[Dataset items]
────────────────────────────────────────

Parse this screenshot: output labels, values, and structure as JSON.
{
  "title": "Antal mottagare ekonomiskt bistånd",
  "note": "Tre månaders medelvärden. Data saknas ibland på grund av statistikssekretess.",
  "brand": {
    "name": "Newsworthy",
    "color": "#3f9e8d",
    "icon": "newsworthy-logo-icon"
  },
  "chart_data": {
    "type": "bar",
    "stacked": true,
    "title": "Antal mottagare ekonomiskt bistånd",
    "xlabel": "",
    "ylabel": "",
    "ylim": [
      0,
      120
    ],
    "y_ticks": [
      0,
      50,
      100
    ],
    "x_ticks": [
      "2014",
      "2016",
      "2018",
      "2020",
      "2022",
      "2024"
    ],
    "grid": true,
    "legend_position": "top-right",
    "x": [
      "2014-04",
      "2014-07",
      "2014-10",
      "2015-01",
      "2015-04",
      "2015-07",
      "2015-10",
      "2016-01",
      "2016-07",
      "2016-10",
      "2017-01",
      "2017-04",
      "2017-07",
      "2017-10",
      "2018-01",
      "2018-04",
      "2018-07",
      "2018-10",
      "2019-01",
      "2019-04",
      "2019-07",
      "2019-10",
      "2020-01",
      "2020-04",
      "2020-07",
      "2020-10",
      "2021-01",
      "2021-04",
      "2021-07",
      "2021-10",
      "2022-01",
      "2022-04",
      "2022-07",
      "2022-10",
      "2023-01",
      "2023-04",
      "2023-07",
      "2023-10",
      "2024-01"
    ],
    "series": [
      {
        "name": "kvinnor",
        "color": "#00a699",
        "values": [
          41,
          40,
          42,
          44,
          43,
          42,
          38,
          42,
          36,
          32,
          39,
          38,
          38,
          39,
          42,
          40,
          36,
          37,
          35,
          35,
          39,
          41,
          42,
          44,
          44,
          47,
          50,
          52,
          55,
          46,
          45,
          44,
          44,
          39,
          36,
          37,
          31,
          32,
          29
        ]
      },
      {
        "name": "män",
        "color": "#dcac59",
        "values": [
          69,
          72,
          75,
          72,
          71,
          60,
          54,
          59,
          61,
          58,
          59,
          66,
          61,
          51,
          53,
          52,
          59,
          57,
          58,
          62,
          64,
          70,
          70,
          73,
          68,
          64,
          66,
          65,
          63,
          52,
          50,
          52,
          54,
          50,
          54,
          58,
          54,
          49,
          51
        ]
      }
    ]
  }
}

────────────────────────────────────────

● **TASK TO CARRY OUT**
Write out the whole listing exactly.

● **THE OUTPUT**
Parse this screenshot: output labels, values, and structure as JSON.
{
  "title": "Antal mottagare ekonomiskt bistånd",
  "note": "Tre månaders medelvärden. Data saknas ibland på grund av statistikssekretess.",
  "brand": {
    "name": "Newsworthy",
    "color": "#3f9e8d",
    "icon": "newsworthy-logo-icon"
  },
  "chart_data": {
    "type": "bar",
    "stacked": true,
    "title": "Antal mottagare ekonomiskt bistånd",
    "xlabel": "",
    "ylabel": "",
    "ylim": [
      0,
      120
    ],
    "y_ticks": [
      0,
      50,
      100
    ],
    "x_ticks": [
      "2014",
      "2016",
      "2018",
      "2020",
      "2022",
      "2024"
    ],
    "grid": true,
    "legend_position": "top-right",
    "x": [
      "2014-04",
      "2014-07",
      "2014-10",
      "2015-01",
      "2015-04",
      "2015-07",
      "2015-10",
      "2016-01",
      "2016-07",
      "2016-10",
      "2017-01",
      "2017-04",
      "2017-07",
      "2017-10",
      "2018-01",
      "2018-04",
      "2018-07",
      "2018-10",
      "2019-01",
      "2019-04",
      "2019-07",
      "2019-10",
      "2020-01",
      "2020-04",
      "2020-07",
      "2020-10",
      "2021-01",
      "2021-04",
      "2021-07",
      "2021-10",
      "2022-01",
      "2022-04",
      "2022-07",
      "2022-10",
      "2023-01",
      "2023-04",
      "2023-07",
      "2023-10",
      "2024-01"
    ],
    "series": [
      {
        "name": "kvinnor",
        "color": "#00a699",
        "values": [
          41,
          40,
          42,
          44,
          43,
          42,
          38,
          42,
          36,
          32,
          39,
          38,
          38,
          39,
          42,
          40,
          36,
          37,
          35,
          35,
          39,
          41,
          42,
          44,
          44,
          47,
          50,
          52,
          55,
          46,
          45,
          44,
          44,
          39,
          36,
          37,
          31,
          32,
          29
        ]
      },
      {
        "name": "män",
        "color": "#dcac59",
        "values": [
          69,
          72,
          75,
          72,
          71,
          60,
          54,
          59,
          61,
          58,
          59,
          66,
          61,
          51,
          53,
          52,
          59,
          57,
          58,
          62,
          64,
          70,
          70,
          73,
          68,
          64,
          66,
          65,
          63,
          52,
          50,
          52,
          54,
          50,
          54,
          58,
          54,
          49,
          51
        ]
      }
    ]
  }
}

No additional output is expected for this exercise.